**Problem description:**
Give a count of the lines below that have the string "done" in them, with no other words.

**Data supplied:**
%%

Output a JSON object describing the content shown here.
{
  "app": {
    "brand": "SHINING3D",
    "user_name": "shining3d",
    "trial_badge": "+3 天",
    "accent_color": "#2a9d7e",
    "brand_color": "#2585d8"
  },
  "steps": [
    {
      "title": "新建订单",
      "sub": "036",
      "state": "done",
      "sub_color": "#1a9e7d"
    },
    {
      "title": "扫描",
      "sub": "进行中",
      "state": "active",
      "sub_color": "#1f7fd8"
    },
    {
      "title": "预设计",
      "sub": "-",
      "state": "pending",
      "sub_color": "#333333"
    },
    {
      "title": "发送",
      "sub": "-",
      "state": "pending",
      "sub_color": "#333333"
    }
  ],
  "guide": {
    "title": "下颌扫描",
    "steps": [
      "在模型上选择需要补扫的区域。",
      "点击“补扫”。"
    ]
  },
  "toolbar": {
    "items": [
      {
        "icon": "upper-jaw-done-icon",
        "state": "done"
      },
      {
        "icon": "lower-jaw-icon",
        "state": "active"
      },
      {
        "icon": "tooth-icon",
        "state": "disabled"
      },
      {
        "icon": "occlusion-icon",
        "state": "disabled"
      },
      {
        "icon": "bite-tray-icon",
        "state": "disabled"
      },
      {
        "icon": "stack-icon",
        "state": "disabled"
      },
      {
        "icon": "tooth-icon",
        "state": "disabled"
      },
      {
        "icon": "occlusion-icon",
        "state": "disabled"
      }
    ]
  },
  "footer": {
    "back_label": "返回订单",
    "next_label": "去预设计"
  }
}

%%
%%

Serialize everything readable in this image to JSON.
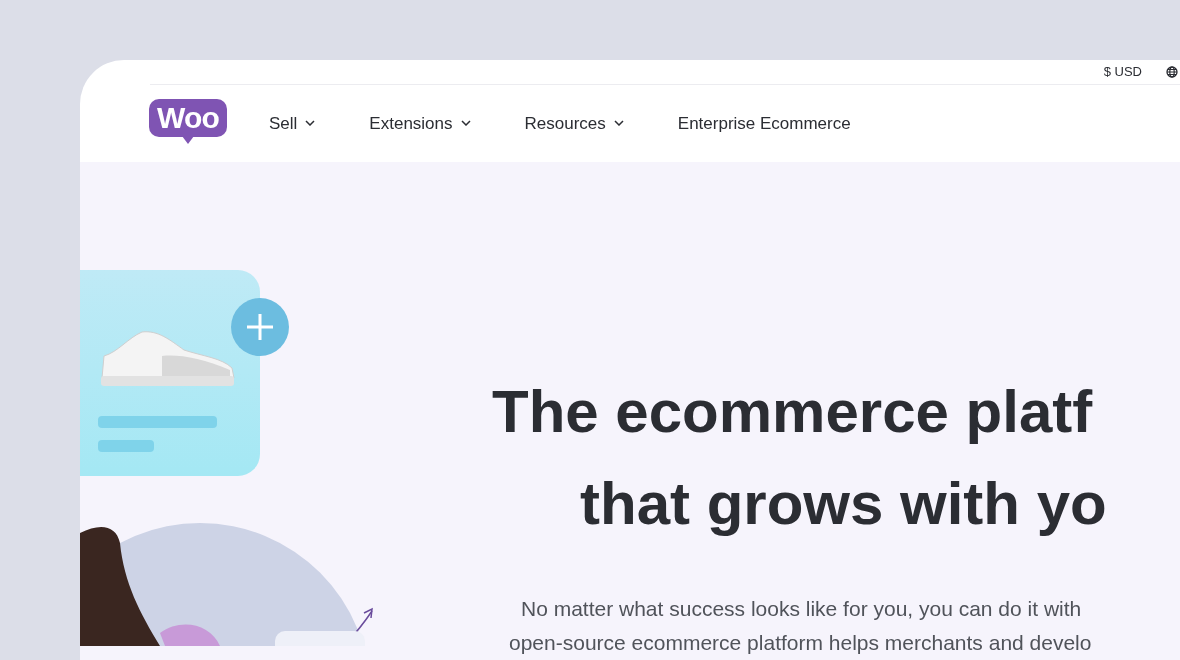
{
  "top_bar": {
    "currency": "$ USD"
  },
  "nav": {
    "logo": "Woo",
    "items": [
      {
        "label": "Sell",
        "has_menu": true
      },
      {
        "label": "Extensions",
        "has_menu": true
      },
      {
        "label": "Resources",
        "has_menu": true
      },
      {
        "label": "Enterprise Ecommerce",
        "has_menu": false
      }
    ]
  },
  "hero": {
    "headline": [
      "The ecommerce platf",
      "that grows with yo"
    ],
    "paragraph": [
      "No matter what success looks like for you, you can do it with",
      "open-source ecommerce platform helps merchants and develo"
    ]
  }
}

%%

**The reply:**
3